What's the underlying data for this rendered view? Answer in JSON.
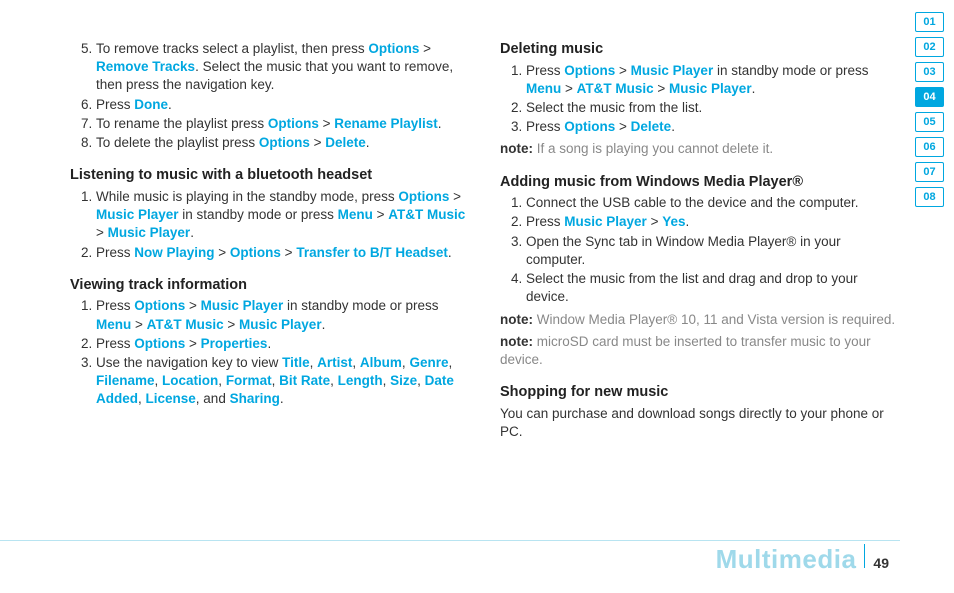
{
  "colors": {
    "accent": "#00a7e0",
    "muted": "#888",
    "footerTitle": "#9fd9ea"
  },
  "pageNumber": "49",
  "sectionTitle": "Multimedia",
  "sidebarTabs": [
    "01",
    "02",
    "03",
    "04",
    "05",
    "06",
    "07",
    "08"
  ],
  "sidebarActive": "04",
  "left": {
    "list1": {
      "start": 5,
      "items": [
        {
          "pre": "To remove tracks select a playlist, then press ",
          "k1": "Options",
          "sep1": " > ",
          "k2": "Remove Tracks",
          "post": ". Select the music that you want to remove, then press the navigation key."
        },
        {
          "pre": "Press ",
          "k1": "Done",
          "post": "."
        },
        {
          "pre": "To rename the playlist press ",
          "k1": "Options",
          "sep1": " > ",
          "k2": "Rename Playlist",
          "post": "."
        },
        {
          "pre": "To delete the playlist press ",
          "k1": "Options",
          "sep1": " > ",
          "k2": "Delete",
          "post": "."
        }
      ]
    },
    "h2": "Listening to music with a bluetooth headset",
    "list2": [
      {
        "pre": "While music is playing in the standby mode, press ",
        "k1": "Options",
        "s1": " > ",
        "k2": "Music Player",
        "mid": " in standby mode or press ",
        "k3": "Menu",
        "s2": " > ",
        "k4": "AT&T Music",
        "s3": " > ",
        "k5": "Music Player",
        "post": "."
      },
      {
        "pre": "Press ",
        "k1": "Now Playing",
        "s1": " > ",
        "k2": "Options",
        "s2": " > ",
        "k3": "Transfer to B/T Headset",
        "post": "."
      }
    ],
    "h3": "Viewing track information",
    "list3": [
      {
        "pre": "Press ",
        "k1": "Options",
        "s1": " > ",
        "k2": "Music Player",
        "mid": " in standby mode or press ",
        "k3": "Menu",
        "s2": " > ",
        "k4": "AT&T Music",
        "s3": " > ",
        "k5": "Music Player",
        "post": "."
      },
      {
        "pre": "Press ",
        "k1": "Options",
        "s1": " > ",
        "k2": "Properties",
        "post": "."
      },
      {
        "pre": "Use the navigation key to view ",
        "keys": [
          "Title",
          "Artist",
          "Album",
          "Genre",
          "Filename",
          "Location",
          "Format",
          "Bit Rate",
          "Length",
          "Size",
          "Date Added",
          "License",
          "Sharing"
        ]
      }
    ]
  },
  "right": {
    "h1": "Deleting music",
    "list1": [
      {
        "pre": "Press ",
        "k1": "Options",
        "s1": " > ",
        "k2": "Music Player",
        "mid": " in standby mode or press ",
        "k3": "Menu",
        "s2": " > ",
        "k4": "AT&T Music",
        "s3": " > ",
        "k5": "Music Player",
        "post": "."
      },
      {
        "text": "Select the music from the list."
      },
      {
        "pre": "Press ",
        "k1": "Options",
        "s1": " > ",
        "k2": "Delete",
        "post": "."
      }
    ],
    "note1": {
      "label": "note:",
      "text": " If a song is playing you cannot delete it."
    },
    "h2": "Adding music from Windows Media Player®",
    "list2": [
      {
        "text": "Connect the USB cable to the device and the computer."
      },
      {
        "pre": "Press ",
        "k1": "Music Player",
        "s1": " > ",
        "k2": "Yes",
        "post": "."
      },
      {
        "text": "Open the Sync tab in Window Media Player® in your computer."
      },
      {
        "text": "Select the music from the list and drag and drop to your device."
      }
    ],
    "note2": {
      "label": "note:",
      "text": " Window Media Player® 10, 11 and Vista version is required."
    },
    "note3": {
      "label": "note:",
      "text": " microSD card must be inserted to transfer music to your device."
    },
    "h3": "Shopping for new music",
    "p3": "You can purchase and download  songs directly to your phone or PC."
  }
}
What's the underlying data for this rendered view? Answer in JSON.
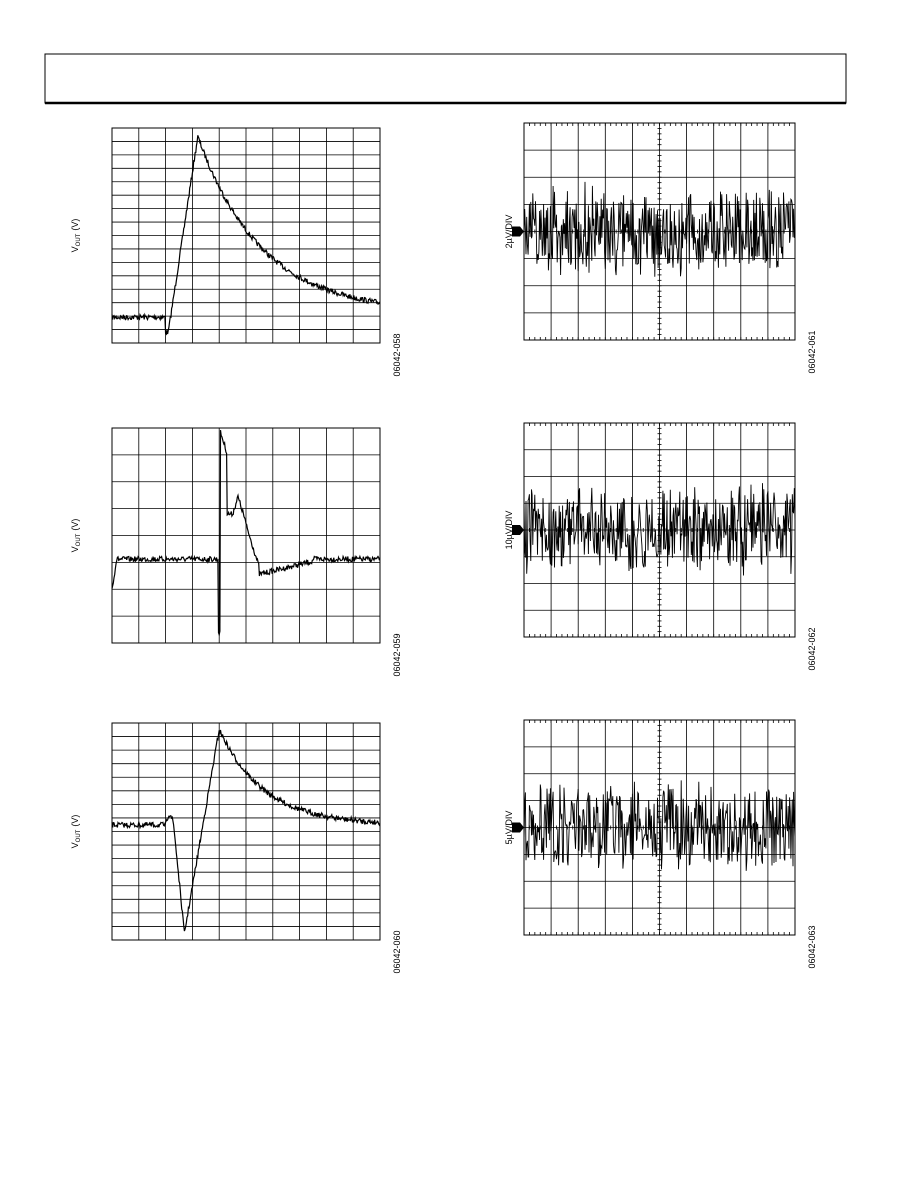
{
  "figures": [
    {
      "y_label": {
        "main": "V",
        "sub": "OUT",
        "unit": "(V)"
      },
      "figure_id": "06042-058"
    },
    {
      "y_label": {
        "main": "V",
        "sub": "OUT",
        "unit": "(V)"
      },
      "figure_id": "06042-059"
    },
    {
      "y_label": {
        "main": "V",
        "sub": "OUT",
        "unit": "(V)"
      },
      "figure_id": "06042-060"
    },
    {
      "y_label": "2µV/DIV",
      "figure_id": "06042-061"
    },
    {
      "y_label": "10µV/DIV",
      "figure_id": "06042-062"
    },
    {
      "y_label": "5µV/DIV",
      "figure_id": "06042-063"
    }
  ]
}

━━━━

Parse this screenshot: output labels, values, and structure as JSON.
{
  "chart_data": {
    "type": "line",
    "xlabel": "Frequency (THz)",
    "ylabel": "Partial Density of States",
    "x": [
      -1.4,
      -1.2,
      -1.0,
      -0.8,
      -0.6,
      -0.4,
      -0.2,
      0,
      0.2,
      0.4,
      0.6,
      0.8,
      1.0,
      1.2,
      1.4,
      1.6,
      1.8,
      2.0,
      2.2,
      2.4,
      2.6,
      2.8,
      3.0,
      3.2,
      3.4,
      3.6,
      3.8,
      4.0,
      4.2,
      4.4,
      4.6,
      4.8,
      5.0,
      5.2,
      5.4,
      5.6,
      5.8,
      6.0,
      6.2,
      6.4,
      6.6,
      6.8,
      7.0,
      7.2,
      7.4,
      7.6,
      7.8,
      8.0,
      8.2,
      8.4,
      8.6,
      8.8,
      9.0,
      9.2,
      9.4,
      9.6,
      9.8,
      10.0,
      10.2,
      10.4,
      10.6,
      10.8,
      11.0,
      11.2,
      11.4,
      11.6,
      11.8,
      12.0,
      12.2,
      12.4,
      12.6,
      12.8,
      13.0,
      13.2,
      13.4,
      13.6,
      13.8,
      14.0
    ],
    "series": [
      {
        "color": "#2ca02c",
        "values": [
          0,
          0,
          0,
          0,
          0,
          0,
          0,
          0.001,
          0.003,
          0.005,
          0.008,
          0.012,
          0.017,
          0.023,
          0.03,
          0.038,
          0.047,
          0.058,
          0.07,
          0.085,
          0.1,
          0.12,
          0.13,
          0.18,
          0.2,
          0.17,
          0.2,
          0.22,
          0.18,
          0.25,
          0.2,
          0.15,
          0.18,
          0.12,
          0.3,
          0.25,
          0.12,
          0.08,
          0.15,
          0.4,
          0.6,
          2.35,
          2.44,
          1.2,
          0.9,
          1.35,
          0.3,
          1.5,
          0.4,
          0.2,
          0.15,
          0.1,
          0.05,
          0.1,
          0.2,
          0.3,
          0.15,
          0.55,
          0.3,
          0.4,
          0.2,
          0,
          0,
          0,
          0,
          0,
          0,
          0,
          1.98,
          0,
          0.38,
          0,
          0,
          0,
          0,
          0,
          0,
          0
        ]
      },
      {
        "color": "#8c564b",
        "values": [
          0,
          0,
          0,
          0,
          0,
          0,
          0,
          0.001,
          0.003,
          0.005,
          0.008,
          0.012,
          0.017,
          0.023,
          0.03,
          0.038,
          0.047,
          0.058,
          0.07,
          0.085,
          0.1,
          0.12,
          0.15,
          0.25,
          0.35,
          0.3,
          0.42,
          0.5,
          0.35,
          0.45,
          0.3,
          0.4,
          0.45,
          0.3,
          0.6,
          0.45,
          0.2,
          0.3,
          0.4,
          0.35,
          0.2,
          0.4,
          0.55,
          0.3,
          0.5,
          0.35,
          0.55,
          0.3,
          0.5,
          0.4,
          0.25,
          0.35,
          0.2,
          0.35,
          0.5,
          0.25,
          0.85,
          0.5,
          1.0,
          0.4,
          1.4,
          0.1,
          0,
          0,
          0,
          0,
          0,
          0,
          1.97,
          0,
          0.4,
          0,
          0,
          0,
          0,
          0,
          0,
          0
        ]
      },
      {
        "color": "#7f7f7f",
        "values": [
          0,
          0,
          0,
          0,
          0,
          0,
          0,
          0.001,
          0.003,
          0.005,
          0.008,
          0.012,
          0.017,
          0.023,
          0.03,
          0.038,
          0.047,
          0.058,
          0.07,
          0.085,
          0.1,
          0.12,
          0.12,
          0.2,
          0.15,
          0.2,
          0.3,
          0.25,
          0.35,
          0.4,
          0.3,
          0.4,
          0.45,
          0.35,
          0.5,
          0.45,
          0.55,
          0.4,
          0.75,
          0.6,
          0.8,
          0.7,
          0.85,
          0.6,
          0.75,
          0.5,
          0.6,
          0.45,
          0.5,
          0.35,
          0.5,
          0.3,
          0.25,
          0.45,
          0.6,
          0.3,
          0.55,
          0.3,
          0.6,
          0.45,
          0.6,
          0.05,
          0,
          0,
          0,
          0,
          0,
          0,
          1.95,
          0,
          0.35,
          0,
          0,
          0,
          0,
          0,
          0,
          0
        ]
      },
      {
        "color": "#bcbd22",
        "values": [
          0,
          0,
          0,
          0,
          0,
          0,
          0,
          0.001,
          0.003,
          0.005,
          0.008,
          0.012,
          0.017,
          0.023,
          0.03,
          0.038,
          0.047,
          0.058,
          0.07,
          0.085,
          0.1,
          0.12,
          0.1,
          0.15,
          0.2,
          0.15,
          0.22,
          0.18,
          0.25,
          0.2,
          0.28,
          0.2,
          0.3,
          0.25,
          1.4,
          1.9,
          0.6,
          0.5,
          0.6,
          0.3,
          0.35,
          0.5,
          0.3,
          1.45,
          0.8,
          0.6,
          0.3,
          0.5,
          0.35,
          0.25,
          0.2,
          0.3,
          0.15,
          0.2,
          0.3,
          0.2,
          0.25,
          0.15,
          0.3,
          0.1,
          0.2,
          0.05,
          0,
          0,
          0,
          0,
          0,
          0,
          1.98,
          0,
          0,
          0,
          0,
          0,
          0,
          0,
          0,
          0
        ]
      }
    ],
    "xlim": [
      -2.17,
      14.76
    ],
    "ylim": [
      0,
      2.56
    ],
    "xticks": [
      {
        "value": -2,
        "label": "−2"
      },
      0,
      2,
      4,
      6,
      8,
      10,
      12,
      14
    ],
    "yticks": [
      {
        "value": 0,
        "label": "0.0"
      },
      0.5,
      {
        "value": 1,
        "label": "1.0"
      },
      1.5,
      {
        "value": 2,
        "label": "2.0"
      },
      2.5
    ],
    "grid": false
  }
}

━━━━

→ **WHAT NEEDS TO BE DONE**
Gather all lines from the records above in which "your" appears.

→ **THE SOLUTION**
        "text": "Open the Sync tab in Window Media Player® in your computer."
        "text": "Select the music from the list and drag and drop to your device."
      "text": " microSD card must be inserted to transfer music to your device."
    "p3": "You can purchase and download  songs directly to your phone or PC."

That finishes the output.